## EXERCISE
Copy every entry word for word, but skip the pictures.

[Rows from a dataset]
------------------------------

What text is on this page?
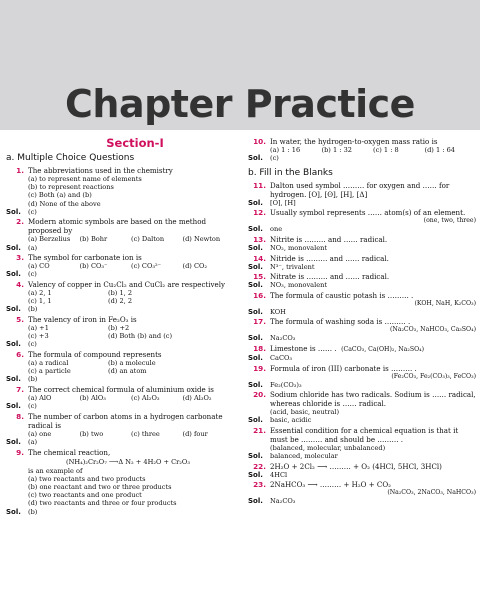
Chapter Practice
Section-I
a. Multiple Choice Questions
1. The abbreviations used in the chemistry
(a) to represent name of elements
(b) to represent reactions
(c) Both (a) and (b)
(d) None of the above
Sol. (c)
2. Modern atomic symbols are based on the method proposed by
(a) Berzelius	(b) Bohr	(c) Dalton	(d) Newton
Sol. (a)
3. The symbol for carbonate ion is
(a) CO	(b) CO₃⁻	(c) CO₃²⁻	(d) CO₂
Sol. (c)
4. Valency of copper in Cu₂Cl₂ and CuCl₂ are respectively
(a) 2, 1	(b) 1, 2
(c) 1, 1	(d) 2, 2
Sol. (b)
5. The valency of iron in Fe₂O₃ is
(a) +1	(b) +2
(c) +3	(d) Both (b) and (c)
Sol. (c)
6. The formula of compound represents
(a) a radical	(b) a molecule
(c) a particle	(d) an atom
Sol. (b)
7. The correct chemical formula of aluminium oxide is
(a) AlO	(b) AlO₃	(c) Al₂O₃	(d) Al₃O₂
Sol. (c)
8. The number of carbon atoms in a hydrogen carbonate radical is
(a) one	(b) two	(c) three	(d) four
Sol. (a)
9. The chemical reaction,
(NH₄)₂Cr₂O₇ ⟶Δ N₂ + 4H₂O + Cr₂O₃
is an example of
(a) two reactants and two products
(b) one reactant and two or three products
(c) two reactants and one product
(d) two reactants and three or four products
Sol. (b)
10. In water, the hydrogen-to-oxygen mass ratio is
(a) 1 : 16	(b) 1 : 32	(c) 1 : 8	(d) 1 : 64
Sol. (c)
b. Fill in the Blanks
11. Dalton used symbol ……… for oxygen and …… for hydrogen. [O], [ʘ], [H], [Δ]
Sol. [O], [H]
12. Usually symbol represents …… atom(s) of an element.
(one, two, three)
Sol. one
13. Nitrite is ……… and …… radical.
Sol. NO₂, monovalent
14. Nitride is ……… and …… radical.
Sol. N³⁻, trivalent
15. Nitrate is ……… and …… radical.
Sol. NO₃, monovalent
16. The formula of caustic potash is ……… .
(KOH, NaH, K₂CO₃)
Sol. KOH
17. The formula of washing soda is ……… .
(Na₂CO₃, NaHCO₃, Ca₃SO₄)
Sol. Na₂CO₃
18. Limestone is …… . (CaCO₃, Ca(OH)₂, Na₂SO₄)
Sol. CaCO₃
19. Formula of iron (III) carbonate is ……… .
(Fe₂CO₃, Fe₂(CO₃)₃, FeCO₃)
Sol. Fe₂(CO₃)₃
20. Sodium chloride has two radicals. Sodium is …… radical, whereas chloride is …… radical.
(acid, basic, neutral)
Sol. basic, acidic
21. Essential condition for a chemical equation is that it must be ……… and should be ……… .
(balanced, molecular, unbalanced)
Sol. balanced, molecular
22. 2H₂O + 2Cl₂ ⟶ ……… + O₂ (4HCl, 5HCl, 3HCl)
Sol. 4HCl
23. 2NaHCO₃ ⟶ ……… + H₂O + CO₂
(Na₂CO₃, 2NaCO₃, NaHCO₃)
Sol. Na₂CO₃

------------------------------

## OUTPUT OF THE TASK
What text is on this page?
Chapter Practice
Section-I
a. Multiple Choice Questions
1. The abbreviations used in the chemistry
(a) to represent name of elements
(b) to represent reactions
(c) Both (a) and (b)
(d) None of the above
Sol. (c)
2. Modern atomic symbols are based on the method proposed by
(a) Berzelius	(b) Bohr	(c) Dalton	(d) Newton
Sol. (a)
3. The symbol for carbonate ion is
(a) CO	(b) CO₃⁻	(c) CO₃²⁻	(d) CO₂
Sol. (c)
4. Valency of copper in Cu₂Cl₂ and CuCl₂ are respectively
(a) 2, 1	(b) 1, 2
(c) 1, 1	(d) 2, 2
Sol. (b)
5. The valency of iron in Fe₂O₃ is
(a) +1	(b) +2
(c) +3	(d) Both (b) and (c)
Sol. (c)
6. The formula of compound represents
(a) a radical	(b) a molecule
(c) a particle	(d) an atom
Sol. (b)
7. The correct chemical formula of aluminium oxide is
(a) AlO	(b) AlO₃	(c) Al₂O₃	(d) Al₃O₂
Sol. (c)
8. The number of carbon atoms in a hydrogen carbonate radical is
(a) one	(b) two	(c) three	(d) four
Sol. (a)
9. The chemical reaction,
(NH₄)₂Cr₂O₇ ⟶Δ N₂ + 4H₂O + Cr₂O₃
is an example of
(a) two reactants and two products
(b) one reactant and two or three products
(c) two reactants and one product
(d) two reactants and three or four products
Sol. (b)
10. In water, the hydrogen-to-oxygen mass ratio is
(a) 1 : 16	(b) 1 : 32	(c) 1 : 8	(d) 1 : 64
Sol. (c)
b. Fill in the Blanks
11. Dalton used symbol ……… for oxygen and …… for hydrogen. [O], [ʘ], [H], [Δ]
Sol. [O], [H]
12. Usually symbol represents …… atom(s) of an element.
(one, two, three)
Sol. one
13. Nitrite is ……… and …… radical.
Sol. NO₂, monovalent
14. Nitride is ……… and …… radical.
Sol. N³⁻, trivalent
15. Nitrate is ……… and …… radical.
Sol. NO₃, monovalent
16. The formula of caustic potash is ……… .
(KOH, NaH, K₂CO₃)
Sol. KOH
17. The formula of washing soda is ……… .
(Na₂CO₃, NaHCO₃, Ca₃SO₄)
Sol. Na₂CO₃
18. Limestone is …… . (CaCO₃, Ca(OH)₂, Na₂SO₄)
Sol. CaCO₃
19. Formula of iron (III) carbonate is ……… .
(Fe₂CO₃, Fe₂(CO₃)₃, FeCO₃)
Sol. Fe₂(CO₃)₃
20. Sodium chloride has two radicals. Sodium is …… radical, whereas chloride is …… radical.
(acid, basic, neutral)
Sol. basic, acidic
21. Essential condition for a chemical equation is that it must be ……… and should be ……… .
(balanced, molecular, unbalanced)
Sol. balanced, molecular
22. 2H₂O + 2Cl₂ ⟶ ……… + O₂ (4HCl, 5HCl, 3HCl)
Sol. 4HCl
23. 2NaHCO₃ ⟶ ……… + H₂O + CO₂
(Na₂CO₃, 2NaCO₃, NaHCO₃)
Sol. Na₂CO₃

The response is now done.